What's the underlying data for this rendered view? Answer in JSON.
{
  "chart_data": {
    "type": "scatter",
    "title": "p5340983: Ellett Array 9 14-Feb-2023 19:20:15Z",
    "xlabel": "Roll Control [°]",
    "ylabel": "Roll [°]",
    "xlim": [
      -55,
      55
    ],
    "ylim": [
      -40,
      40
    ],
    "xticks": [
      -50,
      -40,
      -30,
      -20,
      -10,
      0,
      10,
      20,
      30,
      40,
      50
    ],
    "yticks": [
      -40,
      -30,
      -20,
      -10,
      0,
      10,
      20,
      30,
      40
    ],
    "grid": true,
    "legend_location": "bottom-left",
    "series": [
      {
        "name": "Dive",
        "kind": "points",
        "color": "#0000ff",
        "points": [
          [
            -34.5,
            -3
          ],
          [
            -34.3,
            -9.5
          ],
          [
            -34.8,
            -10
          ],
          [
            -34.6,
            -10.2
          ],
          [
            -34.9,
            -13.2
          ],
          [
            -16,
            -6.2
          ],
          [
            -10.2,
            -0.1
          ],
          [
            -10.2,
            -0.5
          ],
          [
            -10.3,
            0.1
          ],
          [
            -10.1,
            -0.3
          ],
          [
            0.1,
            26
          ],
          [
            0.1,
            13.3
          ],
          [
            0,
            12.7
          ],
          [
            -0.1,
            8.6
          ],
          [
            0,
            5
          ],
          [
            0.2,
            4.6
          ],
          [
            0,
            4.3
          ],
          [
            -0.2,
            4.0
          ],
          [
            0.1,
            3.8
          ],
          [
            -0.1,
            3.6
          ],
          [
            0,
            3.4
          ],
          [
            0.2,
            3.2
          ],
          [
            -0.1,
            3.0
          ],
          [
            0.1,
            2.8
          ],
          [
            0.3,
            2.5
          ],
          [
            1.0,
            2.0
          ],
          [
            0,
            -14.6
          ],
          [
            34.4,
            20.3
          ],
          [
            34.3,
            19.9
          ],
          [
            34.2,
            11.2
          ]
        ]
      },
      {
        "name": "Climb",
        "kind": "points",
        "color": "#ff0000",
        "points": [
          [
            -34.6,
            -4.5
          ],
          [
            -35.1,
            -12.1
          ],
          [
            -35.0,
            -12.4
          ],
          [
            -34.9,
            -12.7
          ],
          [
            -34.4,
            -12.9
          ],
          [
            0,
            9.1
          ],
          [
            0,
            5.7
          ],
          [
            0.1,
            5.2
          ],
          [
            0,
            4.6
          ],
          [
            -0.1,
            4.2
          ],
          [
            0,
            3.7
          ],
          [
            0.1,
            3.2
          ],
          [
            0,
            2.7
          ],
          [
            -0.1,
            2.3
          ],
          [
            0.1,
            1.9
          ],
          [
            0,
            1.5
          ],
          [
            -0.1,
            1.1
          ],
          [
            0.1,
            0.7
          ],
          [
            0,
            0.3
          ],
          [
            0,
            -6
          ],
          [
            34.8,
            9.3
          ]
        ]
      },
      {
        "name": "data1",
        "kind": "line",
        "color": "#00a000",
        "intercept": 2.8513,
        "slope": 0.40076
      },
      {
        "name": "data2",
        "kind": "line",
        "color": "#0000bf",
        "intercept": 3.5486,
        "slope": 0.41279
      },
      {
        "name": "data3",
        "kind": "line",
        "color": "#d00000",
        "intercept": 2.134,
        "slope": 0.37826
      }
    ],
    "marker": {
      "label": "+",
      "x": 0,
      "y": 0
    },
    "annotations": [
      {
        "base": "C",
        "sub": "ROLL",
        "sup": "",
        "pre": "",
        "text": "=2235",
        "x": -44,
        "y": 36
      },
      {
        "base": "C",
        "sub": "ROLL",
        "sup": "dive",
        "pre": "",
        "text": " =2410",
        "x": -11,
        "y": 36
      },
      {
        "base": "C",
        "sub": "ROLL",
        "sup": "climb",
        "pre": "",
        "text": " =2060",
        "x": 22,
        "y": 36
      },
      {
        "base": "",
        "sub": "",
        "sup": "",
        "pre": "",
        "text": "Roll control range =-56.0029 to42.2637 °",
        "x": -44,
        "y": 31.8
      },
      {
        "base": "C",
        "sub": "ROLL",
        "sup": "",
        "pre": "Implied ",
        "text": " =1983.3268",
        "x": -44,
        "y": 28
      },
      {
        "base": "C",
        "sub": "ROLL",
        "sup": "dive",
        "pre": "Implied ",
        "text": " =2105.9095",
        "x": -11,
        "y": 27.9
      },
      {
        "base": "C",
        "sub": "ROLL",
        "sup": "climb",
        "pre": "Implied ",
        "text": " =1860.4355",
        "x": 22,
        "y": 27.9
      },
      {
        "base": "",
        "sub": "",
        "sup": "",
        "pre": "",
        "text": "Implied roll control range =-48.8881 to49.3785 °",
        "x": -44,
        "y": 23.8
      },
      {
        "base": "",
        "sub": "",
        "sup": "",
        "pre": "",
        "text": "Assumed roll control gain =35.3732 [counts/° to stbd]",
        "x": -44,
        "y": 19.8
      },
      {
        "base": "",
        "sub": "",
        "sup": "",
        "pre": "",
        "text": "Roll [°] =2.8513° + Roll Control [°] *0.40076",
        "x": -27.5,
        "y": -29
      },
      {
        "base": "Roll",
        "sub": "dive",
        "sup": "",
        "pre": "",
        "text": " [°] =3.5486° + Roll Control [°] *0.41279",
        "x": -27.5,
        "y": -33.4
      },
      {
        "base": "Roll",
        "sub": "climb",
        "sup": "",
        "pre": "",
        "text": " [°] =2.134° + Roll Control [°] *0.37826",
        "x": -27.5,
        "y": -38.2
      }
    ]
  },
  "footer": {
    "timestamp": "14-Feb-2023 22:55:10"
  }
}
+++
Given exercise: Tell how many lines of the data include the word "intercept", and nothing else.

Result: 3